- **DATA RECORDS**

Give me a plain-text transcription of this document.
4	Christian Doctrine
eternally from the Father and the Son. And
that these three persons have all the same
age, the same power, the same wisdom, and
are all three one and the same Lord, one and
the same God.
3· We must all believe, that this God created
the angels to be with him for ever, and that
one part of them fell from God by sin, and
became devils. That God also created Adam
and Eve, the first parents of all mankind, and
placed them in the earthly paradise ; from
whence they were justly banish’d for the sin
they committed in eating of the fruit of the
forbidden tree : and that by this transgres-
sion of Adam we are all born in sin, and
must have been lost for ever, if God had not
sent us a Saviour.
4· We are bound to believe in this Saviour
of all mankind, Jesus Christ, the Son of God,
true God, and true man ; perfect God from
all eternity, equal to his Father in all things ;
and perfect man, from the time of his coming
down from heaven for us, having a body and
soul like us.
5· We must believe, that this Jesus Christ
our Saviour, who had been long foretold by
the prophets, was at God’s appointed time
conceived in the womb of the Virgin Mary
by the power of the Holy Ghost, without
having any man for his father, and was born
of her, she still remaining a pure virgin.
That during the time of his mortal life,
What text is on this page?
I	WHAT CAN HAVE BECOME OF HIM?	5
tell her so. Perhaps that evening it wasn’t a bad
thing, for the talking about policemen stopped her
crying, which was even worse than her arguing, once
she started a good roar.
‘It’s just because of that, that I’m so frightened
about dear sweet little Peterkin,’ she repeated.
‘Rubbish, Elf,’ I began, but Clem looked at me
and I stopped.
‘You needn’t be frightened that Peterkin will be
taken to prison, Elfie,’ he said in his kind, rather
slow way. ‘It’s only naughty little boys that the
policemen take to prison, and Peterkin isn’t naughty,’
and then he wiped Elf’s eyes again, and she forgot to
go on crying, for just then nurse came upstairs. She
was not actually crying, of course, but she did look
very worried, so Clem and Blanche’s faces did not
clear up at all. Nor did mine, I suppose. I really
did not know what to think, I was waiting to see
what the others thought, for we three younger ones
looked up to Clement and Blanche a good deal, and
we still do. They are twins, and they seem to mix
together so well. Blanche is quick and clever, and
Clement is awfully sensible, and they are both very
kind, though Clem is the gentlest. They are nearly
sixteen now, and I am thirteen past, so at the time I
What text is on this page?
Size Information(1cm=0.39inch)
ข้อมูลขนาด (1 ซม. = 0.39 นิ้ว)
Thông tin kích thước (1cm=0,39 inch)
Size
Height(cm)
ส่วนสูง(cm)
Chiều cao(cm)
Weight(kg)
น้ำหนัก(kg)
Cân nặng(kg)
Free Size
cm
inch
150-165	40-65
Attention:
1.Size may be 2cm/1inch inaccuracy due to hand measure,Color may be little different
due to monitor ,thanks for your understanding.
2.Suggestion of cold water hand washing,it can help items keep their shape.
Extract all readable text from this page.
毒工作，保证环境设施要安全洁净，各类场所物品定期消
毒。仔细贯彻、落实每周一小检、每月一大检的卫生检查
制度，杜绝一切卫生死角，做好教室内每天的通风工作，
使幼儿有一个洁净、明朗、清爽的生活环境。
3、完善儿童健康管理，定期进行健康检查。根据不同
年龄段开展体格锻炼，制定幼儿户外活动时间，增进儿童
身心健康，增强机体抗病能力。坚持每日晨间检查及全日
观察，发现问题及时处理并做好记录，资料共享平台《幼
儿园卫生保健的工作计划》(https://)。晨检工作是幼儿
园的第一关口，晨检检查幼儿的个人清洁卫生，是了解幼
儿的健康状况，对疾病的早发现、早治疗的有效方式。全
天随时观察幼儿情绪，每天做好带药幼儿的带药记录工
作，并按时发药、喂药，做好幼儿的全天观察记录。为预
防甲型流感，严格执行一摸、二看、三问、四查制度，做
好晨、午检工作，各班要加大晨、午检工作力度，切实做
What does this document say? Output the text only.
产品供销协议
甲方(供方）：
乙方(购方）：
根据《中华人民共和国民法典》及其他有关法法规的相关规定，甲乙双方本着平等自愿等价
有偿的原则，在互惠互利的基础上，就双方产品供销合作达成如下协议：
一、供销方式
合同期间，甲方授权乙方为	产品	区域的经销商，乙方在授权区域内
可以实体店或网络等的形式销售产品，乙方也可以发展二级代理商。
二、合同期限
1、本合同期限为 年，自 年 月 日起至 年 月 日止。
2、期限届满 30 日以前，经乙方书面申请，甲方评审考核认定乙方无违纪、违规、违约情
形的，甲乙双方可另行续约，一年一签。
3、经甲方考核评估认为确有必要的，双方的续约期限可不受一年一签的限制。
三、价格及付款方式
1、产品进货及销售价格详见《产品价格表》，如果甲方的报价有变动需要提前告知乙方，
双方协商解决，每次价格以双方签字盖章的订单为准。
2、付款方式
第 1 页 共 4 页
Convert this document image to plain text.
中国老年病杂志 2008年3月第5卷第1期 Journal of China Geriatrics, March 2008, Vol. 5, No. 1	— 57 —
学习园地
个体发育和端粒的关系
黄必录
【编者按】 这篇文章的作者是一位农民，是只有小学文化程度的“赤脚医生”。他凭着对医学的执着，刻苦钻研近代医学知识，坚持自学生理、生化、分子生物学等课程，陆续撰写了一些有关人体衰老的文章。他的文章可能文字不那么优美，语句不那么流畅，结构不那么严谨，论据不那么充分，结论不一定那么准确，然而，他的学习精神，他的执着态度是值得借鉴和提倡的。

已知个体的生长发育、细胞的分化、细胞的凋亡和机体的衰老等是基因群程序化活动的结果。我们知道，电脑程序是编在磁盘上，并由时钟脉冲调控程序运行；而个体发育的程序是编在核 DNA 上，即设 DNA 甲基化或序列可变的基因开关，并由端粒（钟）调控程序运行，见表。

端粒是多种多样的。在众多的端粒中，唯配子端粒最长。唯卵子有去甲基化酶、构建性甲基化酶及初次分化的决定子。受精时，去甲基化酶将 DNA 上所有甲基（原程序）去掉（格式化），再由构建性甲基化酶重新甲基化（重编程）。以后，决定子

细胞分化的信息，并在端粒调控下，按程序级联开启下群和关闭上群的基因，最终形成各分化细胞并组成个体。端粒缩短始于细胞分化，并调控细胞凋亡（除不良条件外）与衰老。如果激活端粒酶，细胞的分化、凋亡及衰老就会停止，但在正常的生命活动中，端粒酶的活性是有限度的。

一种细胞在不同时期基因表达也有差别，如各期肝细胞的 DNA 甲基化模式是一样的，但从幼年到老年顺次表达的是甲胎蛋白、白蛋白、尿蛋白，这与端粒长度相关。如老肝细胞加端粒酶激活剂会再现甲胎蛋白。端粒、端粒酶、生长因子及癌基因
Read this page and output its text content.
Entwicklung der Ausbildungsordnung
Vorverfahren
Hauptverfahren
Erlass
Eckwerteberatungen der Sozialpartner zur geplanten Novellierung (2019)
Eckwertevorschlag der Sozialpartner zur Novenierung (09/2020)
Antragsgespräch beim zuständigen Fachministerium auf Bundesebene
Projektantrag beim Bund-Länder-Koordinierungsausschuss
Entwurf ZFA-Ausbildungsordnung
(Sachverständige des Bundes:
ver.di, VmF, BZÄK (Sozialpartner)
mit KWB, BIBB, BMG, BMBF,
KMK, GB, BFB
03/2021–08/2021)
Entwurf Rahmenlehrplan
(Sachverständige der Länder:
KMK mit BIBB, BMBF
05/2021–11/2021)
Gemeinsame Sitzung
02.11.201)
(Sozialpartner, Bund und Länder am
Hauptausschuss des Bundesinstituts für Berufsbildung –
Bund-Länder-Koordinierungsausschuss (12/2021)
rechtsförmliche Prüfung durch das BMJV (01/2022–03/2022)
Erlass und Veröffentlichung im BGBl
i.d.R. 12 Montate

- **YOUR GOAL**
Using the records above, select and copy every line that has the word "plain".

- **TASK ANSWER**
Give me a plain-text transcription of this document.
Convert this document image to plain text.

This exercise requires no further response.